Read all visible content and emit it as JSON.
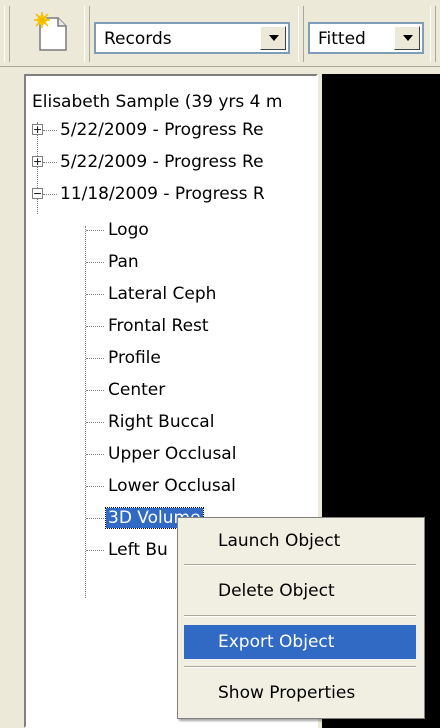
{
  "toolbar": {
    "new_icon": "new-document-icon",
    "records_select": "Records",
    "zoom_select": "Fitted"
  },
  "tree": {
    "root": "Elisabeth  Sample (39 yrs 4 m",
    "nodes": [
      {
        "label": "5/22/2009 - Progress Re",
        "expanded": false
      },
      {
        "label": "5/22/2009 - Progress Re",
        "expanded": false
      },
      {
        "label": "11/18/2009 - Progress R",
        "expanded": true
      }
    ],
    "children": [
      "Logo",
      "Pan",
      "Lateral Ceph",
      "Frontal Rest",
      "Profile",
      "Center",
      "Right Buccal",
      "Upper Occlusal",
      "Lower Occlusal",
      "3D Volume",
      "Left Bu"
    ],
    "selected_index": 9
  },
  "context_menu": {
    "items": [
      "Launch Object",
      "Delete Object",
      "Export Object",
      "Show Properties"
    ],
    "highlighted_index": 2
  },
  "colors": {
    "selection": "#316ac5",
    "face": "#ece9d8",
    "viewer": "#000000"
  }
}
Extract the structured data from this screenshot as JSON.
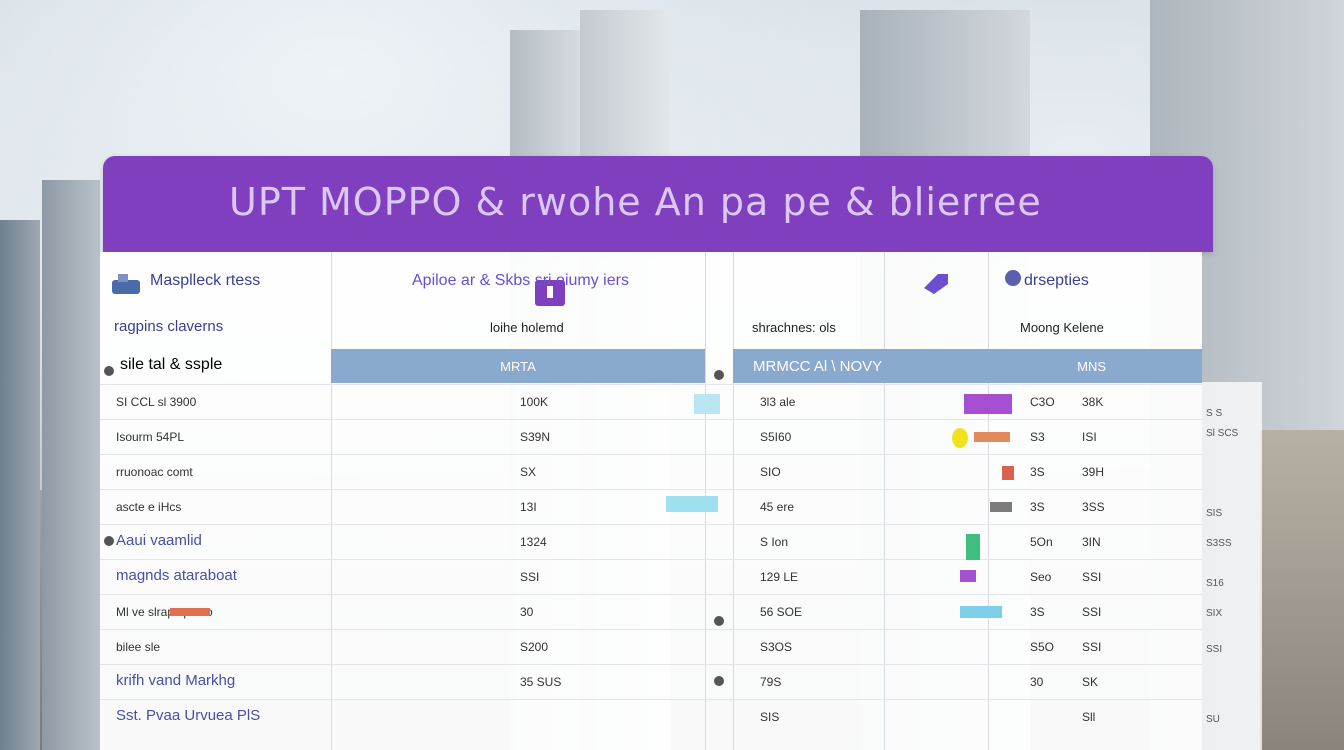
{
  "banner": {
    "title": "UPT  MOPPO &  rwohe An pa pe & blierree"
  },
  "columns": [
    {
      "head": "Masplleck rtess",
      "sub": "ragpins claverns"
    },
    {
      "head": "Apiloe ar &  Skbs sri oiumy iers",
      "sub": "loihe holemd"
    },
    {
      "head": "",
      "sub": "shrachnes: ols"
    },
    {
      "head": "drsepties",
      "sub": "Moong  Kelene"
    }
  ],
  "subheader": {
    "left": "sile      tal  &  ssple",
    "mid": "MRTA",
    "right": "MRMCC  Al  \\  NOVY",
    "far": "MNS"
  },
  "rows": [
    {
      "label": "SI CCL    sl 3900",
      "v1": "100K",
      "v2": "3l3 ale",
      "v3": "C3O",
      "v4": "38K",
      "big": false
    },
    {
      "label": "Isourm  54PL",
      "v1": "S39N",
      "v2": "S5I60",
      "v3": "S3",
      "v4": "ISI",
      "big": false
    },
    {
      "label": "rruonoac  comt",
      "v1": "SX",
      "v2": "SIO",
      "v3": "3S",
      "v4": "39H",
      "big": false
    },
    {
      "label": "ascte    e iHcs",
      "v1": "13I",
      "v2": "45 ere",
      "v3": "3S",
      "v4": "3SS",
      "big": false
    },
    {
      "label": "Aaui vaamlid",
      "v1": "1324",
      "v2": "S Ion",
      "v3": "5On",
      "v4": "3IN",
      "big": true
    },
    {
      "label": "magnds ataraboat",
      "v1": "SSI",
      "v2": "129 LE",
      "v3": "Seo",
      "v4": "SSI",
      "big": true
    },
    {
      "label": "Ml  ve    slrap   spesto",
      "v1": "30",
      "v2": "56 SOE",
      "v3": "3S",
      "v4": "SSI",
      "big": false
    },
    {
      "label": "bilee     sle",
      "v1": "S200",
      "v2": "S3OS",
      "v3": "S5O",
      "v4": "SSI",
      "big": false
    },
    {
      "label": "krifh vand Markhg",
      "v1": "35  SUS",
      "v2": "79S",
      "v3": "30",
      "v4": "SK",
      "big": true
    },
    {
      "label": "Sst.  Pvaa  Urvuea  PlS",
      "v1": "",
      "v2": "SIS",
      "v3": "",
      "v4": "Sll",
      "big": true
    }
  ],
  "side": [
    "S S",
    "Sl SCS",
    "",
    "SIS",
    "S3SS",
    "S16",
    "SIX",
    "SSI",
    "",
    "SU"
  ],
  "colors": {
    "banner": "#7f3fbf",
    "subheader": "#8aa9cf",
    "accent_text": "#4a4fa3"
  }
}
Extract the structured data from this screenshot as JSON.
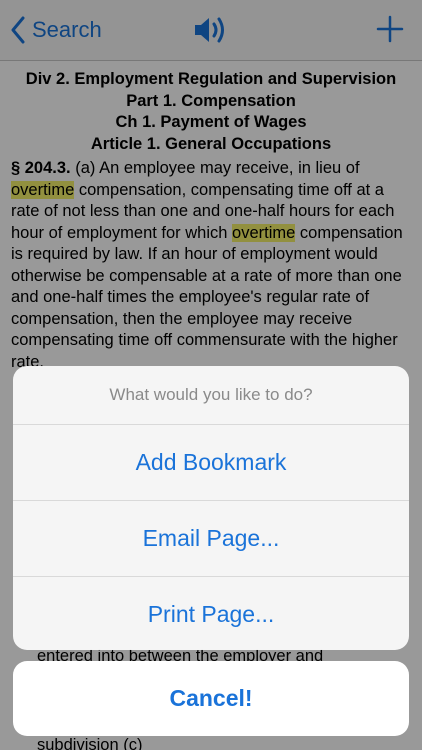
{
  "navbar": {
    "back_label": "Search",
    "speaker_icon": "speaker-wave-icon",
    "add_icon": "plus-icon"
  },
  "document": {
    "headings": [
      "Div 2. Employment Regulation and Supervision",
      "Part 1. Compensation",
      "Ch 1. Payment of Wages",
      "Article 1. General Occupations"
    ],
    "section_number": "§ 204.3.",
    "highlight_term": "overtime",
    "paragraph_parts": [
      " (a) An employee may receive, in lieu of ",
      "overtime",
      " compensation, compensating time off at a rate of not less than one and one-half hours for each hour of employment for which ",
      "overtime",
      " compensation is required by law. If an hour of employment would otherwise be compensable at a rate of more than one and one-half times the employee's regular rate of compensation, then the employee may receive compensating time off commensurate with the higher rate."
    ],
    "partial_line_1": "entered into between the employer and",
    "partial_line_2": "subdivision (c)"
  },
  "action_sheet": {
    "title": "What would you like to do?",
    "options": [
      "Add Bookmark",
      "Email Page...",
      "Print Page..."
    ],
    "cancel_label": "Cancel!"
  },
  "colors": {
    "accent": "#1a73d9",
    "highlight": "#f3f06a",
    "overlay": "rgba(0,0,0,0.40)"
  }
}
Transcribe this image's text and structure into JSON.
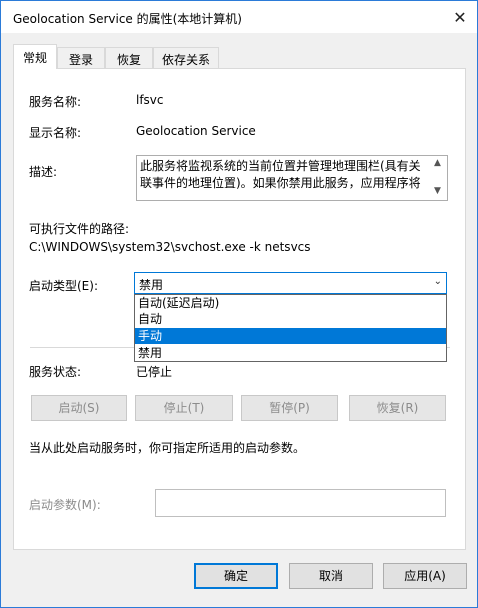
{
  "window": {
    "title": "Geolocation Service 的属性(本地计算机)",
    "close_glyph": "✕"
  },
  "tabs": [
    {
      "label": "常规",
      "active": true
    },
    {
      "label": "登录",
      "active": false
    },
    {
      "label": "恢复",
      "active": false
    },
    {
      "label": "依存关系",
      "active": false
    }
  ],
  "general": {
    "service_name_label": "服务名称:",
    "service_name_value": "lfsvc",
    "display_name_label": "显示名称:",
    "display_name_value": "Geolocation Service",
    "description_label": "描述:",
    "description_line1": "此服务将监视系统的当前位置并管理地理围栏(具有关",
    "description_line2": "联事件的地理位置)。如果你禁用此服务，应用程序将",
    "exe_path_label": "可执行文件的路径:",
    "exe_path_value": "C:\\WINDOWS\\system32\\svchost.exe -k netsvcs",
    "startup_type_label": "启动类型(E):",
    "startup_type_selected": "禁用",
    "startup_options": [
      "自动(延迟启动)",
      "自动",
      "手动",
      "禁用"
    ],
    "highlighted_option_index": 2,
    "service_status_label": "服务状态:",
    "service_status_value": "已停止",
    "hint_text": "当从此处启动服务时，你可指定所适用的启动参数。",
    "start_params_label": "启动参数(M):",
    "start_params_value": ""
  },
  "control_buttons": {
    "start": "启动(S)",
    "stop": "停止(T)",
    "pause": "暂停(P)",
    "resume": "恢复(R)"
  },
  "dialog_buttons": {
    "ok": "确定",
    "cancel": "取消",
    "apply": "应用(A)"
  },
  "icons": {
    "scroll_up": "▲",
    "scroll_down": "▼",
    "dropdown_arrow": "⌄"
  },
  "colors": {
    "accent": "#0078d7",
    "window_border": "#2b7bd8",
    "disabled_text": "#8c8c8c"
  }
}
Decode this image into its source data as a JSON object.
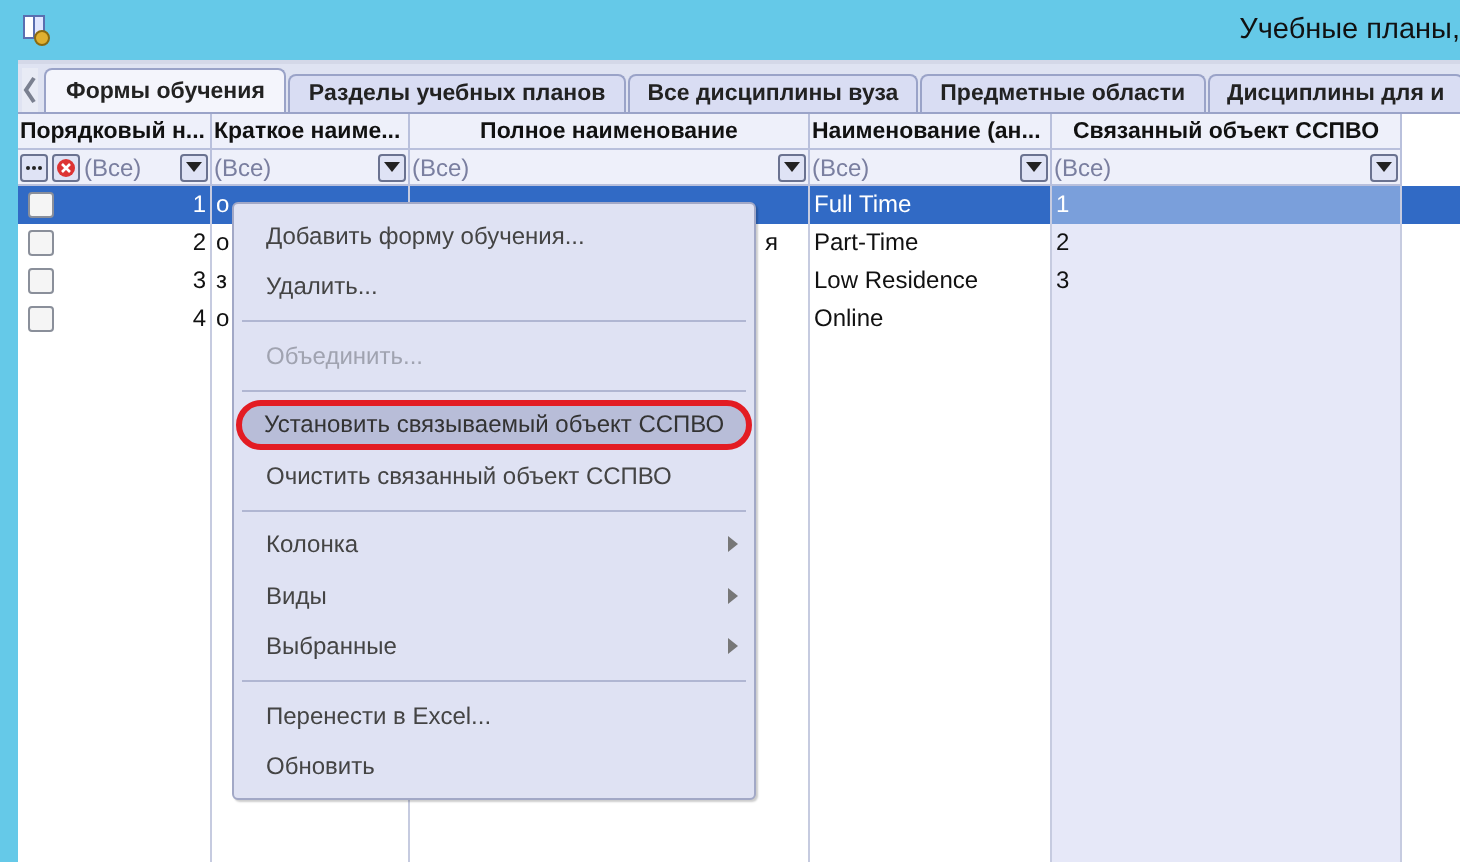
{
  "window": {
    "title": "Учебные планы,"
  },
  "tabs": [
    {
      "label": "Формы обучения",
      "selected": true
    },
    {
      "label": "Разделы учебных планов",
      "selected": false
    },
    {
      "label": "Все дисциплины вуза",
      "selected": false
    },
    {
      "label": "Предметные области",
      "selected": false
    },
    {
      "label": "Дисциплины для и",
      "selected": false
    }
  ],
  "table": {
    "columns": [
      "Порядковый н...",
      "Краткое наиме...",
      "Полное наименование",
      "Наименование (ан...",
      "Связанный объект ССПВО"
    ],
    "filters": [
      "(Все)",
      "(Все)",
      "(Все)",
      "(Все)",
      "(Все)"
    ],
    "rows": [
      {
        "checked": false,
        "selected": true,
        "cells": [
          "1",
          "о",
          "",
          "Full Time",
          "1"
        ]
      },
      {
        "checked": false,
        "selected": false,
        "cells": [
          "2",
          "о",
          "я",
          "Part-Time",
          "2"
        ]
      },
      {
        "checked": false,
        "selected": false,
        "cells": [
          "3",
          "з",
          "",
          "Low Residence",
          "3"
        ]
      },
      {
        "checked": false,
        "selected": false,
        "cells": [
          "4",
          "о",
          "",
          "Online",
          ""
        ]
      }
    ]
  },
  "context_menu": {
    "groups": [
      [
        {
          "label": "Добавить форму обучения...",
          "disabled": false,
          "highlighted": false,
          "submenu": false
        },
        {
          "label": "Удалить...",
          "disabled": false,
          "highlighted": false,
          "submenu": false
        }
      ],
      [
        {
          "label": "Объединить...",
          "disabled": true,
          "highlighted": false,
          "submenu": false
        }
      ],
      [
        {
          "label": "Установить связываемый объект ССПВО",
          "disabled": false,
          "highlighted": true,
          "submenu": false
        },
        {
          "label": "Очистить связанный объект ССПВО",
          "disabled": false,
          "highlighted": false,
          "submenu": false
        }
      ],
      [
        {
          "label": "Колонка",
          "disabled": false,
          "highlighted": false,
          "submenu": true
        },
        {
          "label": "Виды",
          "disabled": false,
          "highlighted": false,
          "submenu": true
        },
        {
          "label": "Выбранные",
          "disabled": false,
          "highlighted": false,
          "submenu": true
        }
      ],
      [
        {
          "label": "Перенести в Excel...",
          "disabled": false,
          "highlighted": false,
          "submenu": false
        },
        {
          "label": "Обновить",
          "disabled": false,
          "highlighted": false,
          "submenu": false
        }
      ]
    ]
  }
}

What you should do:
Keep only those lines of the records that hold "Geolocation", and return them.

Solution:
    "title": "Geolocation Service 的属性(本地计算机)",
    "display_name_value": "Geolocation Service",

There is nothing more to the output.